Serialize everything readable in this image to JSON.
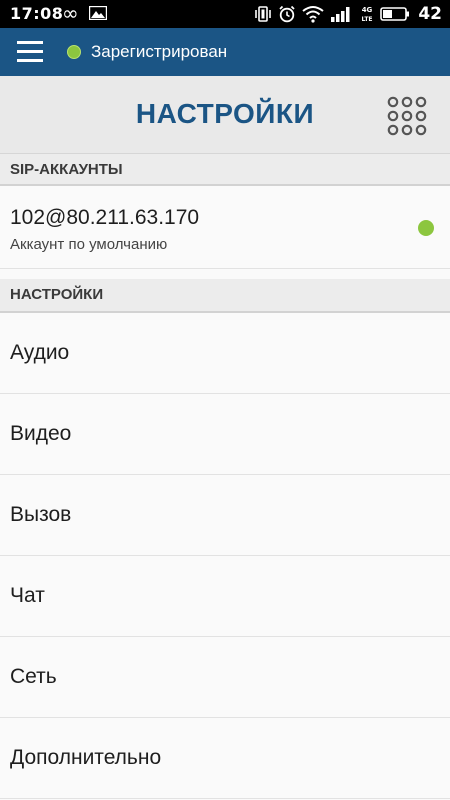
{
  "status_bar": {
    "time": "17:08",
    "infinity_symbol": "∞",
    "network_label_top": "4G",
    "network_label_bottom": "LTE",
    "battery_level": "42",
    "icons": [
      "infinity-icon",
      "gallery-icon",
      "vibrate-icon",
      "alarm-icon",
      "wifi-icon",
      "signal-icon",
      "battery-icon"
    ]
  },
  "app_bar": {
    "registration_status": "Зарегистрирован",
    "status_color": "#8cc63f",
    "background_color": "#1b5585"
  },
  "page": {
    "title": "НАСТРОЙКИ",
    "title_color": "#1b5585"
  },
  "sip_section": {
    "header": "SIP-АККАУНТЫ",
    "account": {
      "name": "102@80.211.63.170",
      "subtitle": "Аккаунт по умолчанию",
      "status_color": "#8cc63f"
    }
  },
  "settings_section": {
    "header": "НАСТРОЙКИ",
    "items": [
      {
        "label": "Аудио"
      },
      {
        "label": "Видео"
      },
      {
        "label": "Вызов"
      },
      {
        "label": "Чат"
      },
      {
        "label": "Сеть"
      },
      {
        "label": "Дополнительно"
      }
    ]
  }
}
-------
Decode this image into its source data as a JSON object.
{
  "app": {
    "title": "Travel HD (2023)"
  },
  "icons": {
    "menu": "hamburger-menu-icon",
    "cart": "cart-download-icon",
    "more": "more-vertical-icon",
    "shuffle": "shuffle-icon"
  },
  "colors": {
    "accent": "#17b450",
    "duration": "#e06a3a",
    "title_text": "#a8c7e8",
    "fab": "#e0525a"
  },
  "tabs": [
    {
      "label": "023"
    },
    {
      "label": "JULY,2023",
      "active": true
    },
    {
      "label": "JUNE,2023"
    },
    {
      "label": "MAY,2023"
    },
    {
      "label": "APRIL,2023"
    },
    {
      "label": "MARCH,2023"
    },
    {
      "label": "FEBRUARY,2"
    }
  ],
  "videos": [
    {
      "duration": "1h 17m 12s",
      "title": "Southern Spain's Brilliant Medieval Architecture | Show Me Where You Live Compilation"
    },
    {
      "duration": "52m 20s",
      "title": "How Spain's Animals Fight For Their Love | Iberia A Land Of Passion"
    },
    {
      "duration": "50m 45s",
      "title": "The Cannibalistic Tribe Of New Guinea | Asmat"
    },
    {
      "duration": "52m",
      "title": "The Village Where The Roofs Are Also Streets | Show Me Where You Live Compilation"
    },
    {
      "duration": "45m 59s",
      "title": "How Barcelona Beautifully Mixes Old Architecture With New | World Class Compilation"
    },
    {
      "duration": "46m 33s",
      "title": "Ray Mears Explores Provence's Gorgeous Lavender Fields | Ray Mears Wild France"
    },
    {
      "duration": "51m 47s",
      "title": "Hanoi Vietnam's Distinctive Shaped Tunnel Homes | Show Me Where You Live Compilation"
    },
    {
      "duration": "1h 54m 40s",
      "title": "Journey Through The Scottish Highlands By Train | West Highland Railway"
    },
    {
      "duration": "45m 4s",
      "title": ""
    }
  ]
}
-------
Short problem: Report back each line of the entries that holds the string "this".

The answer:
Serialize everything readable in this image to JSON.
Decode this image into its source data as a JSON object.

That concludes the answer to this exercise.